== Required work ==
Select from the data all lines with the word "access".

Dataset entries:
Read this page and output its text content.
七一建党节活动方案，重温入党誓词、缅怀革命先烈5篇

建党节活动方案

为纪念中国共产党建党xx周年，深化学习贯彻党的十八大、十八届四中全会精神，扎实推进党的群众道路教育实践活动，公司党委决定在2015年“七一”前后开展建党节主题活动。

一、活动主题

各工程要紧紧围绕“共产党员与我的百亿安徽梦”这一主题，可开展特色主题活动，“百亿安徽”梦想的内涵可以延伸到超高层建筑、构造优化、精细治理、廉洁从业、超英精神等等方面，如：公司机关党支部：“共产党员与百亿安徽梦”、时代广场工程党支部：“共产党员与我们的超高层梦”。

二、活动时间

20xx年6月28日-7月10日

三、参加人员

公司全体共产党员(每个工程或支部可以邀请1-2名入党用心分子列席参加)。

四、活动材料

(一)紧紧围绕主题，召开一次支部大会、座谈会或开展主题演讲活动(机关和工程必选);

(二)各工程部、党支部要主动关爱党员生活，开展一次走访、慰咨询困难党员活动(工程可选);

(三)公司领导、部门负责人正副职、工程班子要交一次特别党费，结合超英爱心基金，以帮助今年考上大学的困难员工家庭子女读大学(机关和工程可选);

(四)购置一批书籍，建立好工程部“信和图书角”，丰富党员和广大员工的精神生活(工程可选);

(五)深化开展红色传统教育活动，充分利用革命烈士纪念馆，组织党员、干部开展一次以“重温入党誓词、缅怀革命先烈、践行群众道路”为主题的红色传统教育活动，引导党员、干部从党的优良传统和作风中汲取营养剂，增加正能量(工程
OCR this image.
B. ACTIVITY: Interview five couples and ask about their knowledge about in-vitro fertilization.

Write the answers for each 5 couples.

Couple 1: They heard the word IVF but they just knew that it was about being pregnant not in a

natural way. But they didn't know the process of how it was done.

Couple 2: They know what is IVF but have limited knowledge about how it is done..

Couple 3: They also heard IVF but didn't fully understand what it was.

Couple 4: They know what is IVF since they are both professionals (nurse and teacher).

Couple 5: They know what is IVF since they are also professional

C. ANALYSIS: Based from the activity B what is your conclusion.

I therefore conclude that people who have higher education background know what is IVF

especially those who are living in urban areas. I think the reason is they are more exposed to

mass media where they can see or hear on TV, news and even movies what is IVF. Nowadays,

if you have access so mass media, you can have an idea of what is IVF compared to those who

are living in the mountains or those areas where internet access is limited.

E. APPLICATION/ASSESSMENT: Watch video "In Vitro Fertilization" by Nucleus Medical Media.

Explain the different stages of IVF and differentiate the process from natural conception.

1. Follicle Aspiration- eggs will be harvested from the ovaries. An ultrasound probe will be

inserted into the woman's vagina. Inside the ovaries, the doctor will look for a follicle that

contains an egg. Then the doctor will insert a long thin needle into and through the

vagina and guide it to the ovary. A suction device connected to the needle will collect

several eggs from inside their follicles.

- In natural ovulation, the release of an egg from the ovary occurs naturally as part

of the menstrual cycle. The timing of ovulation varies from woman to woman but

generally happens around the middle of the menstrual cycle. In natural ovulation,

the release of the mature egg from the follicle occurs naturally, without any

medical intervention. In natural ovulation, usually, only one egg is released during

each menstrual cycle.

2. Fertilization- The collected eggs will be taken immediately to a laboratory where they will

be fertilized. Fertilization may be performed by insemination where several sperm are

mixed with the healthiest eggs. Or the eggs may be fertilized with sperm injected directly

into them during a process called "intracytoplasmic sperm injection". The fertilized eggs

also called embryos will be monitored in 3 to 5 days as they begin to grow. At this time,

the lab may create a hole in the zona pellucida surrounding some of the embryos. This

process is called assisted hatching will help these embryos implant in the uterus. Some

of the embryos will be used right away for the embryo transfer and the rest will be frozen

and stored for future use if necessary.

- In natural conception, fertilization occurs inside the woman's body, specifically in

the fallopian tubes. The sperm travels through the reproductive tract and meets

== Written response ==
if you have access so mass media, you can have an idea of what is IVF compared to those who
are living in the mountains or those areas where internet access is limited.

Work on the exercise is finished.